To do:
Locate the string "shown" in the listing below. Copy every line where it is found.

● ● ● ● ●

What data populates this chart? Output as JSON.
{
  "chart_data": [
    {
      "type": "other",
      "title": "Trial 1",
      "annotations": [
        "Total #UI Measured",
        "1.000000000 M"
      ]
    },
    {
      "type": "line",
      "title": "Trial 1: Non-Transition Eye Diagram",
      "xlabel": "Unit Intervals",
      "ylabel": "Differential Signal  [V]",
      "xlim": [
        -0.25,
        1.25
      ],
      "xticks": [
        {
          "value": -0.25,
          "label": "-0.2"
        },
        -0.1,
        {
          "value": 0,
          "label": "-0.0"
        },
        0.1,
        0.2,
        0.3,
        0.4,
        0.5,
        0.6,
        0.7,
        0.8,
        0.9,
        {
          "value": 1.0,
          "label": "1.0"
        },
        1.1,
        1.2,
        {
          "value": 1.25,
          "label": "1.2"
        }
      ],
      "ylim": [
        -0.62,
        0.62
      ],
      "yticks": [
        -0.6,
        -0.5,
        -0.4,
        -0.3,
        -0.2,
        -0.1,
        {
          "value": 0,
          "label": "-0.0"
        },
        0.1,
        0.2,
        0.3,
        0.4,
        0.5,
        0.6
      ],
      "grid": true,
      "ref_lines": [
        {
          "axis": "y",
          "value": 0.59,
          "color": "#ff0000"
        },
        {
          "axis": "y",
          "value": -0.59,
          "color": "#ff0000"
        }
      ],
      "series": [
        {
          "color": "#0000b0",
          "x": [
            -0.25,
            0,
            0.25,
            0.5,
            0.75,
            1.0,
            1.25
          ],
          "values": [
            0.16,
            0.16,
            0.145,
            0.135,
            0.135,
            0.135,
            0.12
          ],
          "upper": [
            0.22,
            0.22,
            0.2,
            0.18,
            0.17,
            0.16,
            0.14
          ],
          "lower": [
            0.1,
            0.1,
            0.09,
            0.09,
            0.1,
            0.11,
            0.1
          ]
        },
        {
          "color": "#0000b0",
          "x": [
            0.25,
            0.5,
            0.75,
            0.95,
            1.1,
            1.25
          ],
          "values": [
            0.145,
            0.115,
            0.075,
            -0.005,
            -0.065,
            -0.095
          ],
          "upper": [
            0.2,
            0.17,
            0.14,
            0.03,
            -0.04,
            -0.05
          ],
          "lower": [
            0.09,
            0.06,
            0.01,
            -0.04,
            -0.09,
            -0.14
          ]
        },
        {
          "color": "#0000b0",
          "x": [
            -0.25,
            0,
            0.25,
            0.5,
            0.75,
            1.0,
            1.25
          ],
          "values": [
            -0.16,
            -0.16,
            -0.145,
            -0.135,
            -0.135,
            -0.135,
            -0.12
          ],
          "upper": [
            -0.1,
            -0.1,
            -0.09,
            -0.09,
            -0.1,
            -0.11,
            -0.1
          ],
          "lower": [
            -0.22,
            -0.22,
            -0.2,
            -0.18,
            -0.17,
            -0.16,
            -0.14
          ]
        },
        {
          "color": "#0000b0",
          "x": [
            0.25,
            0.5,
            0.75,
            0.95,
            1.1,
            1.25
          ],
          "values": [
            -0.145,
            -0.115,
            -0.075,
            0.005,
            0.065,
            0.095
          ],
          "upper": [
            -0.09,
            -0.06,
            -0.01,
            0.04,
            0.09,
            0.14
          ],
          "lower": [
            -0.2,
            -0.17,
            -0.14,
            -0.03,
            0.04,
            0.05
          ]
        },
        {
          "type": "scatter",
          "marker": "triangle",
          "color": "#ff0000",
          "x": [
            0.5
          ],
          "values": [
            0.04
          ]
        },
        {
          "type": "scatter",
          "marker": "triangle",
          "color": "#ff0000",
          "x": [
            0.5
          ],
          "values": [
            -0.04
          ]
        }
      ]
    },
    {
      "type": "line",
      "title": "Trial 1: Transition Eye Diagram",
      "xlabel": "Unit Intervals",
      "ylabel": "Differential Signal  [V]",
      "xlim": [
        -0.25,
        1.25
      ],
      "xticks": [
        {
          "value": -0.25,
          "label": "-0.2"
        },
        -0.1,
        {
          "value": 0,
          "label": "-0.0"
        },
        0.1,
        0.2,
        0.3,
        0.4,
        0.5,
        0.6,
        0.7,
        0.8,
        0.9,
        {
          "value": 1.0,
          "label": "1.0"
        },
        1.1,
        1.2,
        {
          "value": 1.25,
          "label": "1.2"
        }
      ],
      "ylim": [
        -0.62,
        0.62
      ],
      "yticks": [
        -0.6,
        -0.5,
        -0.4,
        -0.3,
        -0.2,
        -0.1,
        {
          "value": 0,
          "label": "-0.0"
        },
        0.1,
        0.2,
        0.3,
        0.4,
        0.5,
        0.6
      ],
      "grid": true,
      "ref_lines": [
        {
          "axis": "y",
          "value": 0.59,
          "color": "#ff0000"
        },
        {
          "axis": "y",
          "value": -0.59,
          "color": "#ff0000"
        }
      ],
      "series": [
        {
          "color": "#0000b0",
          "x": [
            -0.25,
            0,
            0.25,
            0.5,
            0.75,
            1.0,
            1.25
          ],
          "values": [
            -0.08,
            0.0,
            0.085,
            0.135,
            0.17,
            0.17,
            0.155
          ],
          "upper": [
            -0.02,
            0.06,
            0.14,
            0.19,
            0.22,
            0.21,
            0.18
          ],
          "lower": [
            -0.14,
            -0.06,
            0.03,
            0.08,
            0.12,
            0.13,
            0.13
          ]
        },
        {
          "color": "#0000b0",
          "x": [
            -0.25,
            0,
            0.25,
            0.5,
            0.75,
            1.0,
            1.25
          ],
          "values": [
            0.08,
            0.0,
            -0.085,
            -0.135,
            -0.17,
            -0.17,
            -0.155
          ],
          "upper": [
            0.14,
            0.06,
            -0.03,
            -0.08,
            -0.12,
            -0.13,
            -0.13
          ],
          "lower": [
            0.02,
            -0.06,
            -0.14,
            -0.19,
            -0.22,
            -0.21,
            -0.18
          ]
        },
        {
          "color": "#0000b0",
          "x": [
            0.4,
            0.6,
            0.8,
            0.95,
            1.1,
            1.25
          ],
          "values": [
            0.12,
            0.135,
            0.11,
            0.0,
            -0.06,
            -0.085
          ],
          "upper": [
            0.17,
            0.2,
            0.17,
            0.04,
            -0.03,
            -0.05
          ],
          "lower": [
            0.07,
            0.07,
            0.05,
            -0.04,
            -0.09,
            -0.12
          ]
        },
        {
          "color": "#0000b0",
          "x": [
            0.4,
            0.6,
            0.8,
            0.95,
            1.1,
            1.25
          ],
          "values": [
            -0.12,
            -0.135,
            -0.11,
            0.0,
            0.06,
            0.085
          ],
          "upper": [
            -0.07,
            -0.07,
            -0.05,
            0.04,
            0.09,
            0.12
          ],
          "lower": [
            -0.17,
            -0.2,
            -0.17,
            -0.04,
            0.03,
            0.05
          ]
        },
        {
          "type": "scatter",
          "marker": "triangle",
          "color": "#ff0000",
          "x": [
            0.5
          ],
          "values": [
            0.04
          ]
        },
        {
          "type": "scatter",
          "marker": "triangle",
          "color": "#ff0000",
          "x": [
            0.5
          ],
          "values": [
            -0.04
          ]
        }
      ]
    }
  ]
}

● ● ● ● ●

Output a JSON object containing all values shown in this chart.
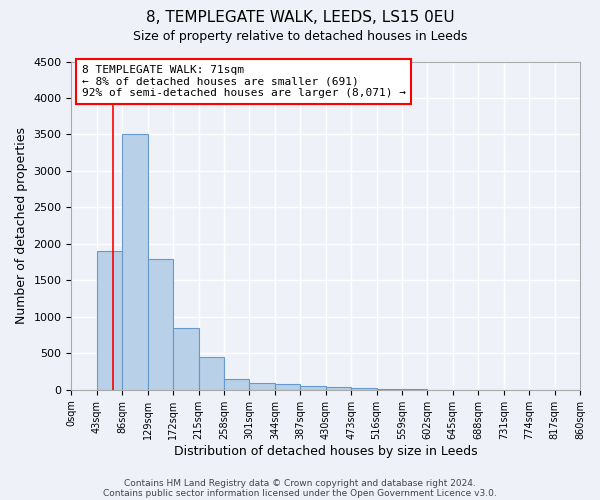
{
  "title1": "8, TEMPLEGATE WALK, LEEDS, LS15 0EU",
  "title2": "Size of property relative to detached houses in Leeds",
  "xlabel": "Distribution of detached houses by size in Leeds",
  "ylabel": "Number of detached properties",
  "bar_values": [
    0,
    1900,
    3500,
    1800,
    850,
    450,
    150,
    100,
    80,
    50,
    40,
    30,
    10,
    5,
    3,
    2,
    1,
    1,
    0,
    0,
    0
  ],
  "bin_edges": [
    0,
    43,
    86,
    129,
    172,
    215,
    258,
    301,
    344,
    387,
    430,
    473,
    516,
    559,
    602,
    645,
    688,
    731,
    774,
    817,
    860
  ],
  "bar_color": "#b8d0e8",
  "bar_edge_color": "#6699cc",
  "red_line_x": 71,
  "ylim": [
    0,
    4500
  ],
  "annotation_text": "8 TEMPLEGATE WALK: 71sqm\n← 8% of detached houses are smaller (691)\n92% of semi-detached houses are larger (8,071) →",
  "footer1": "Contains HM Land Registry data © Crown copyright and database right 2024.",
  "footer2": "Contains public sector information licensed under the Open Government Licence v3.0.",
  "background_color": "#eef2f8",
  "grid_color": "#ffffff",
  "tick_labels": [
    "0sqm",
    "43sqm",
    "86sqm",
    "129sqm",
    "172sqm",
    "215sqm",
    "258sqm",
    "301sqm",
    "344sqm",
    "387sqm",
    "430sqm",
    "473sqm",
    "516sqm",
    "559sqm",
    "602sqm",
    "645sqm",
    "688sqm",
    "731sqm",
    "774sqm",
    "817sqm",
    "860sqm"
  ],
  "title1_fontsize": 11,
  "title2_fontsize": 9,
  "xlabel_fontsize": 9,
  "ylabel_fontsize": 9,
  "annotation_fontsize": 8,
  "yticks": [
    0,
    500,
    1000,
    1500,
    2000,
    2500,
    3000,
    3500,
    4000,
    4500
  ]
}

● ● ● ● ●

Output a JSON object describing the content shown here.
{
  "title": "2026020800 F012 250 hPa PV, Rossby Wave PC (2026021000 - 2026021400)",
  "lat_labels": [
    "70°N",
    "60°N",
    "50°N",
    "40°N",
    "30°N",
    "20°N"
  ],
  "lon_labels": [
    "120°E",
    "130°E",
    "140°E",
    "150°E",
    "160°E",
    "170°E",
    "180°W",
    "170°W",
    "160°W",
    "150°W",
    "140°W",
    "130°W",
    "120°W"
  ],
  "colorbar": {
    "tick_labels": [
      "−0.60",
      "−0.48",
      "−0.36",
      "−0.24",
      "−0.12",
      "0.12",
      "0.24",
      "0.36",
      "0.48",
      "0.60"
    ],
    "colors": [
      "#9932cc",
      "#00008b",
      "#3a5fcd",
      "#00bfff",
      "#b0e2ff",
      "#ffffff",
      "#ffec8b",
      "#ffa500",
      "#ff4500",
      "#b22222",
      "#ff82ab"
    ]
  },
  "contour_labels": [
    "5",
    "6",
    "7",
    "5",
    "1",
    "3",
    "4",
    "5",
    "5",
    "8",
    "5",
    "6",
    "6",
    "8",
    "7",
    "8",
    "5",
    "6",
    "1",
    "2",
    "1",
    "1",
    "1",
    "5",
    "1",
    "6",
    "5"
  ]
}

● ● ● ● ●

In response:
Output a JSON object containing all values shown in this chart.
Output a JSON object describing the content shown here.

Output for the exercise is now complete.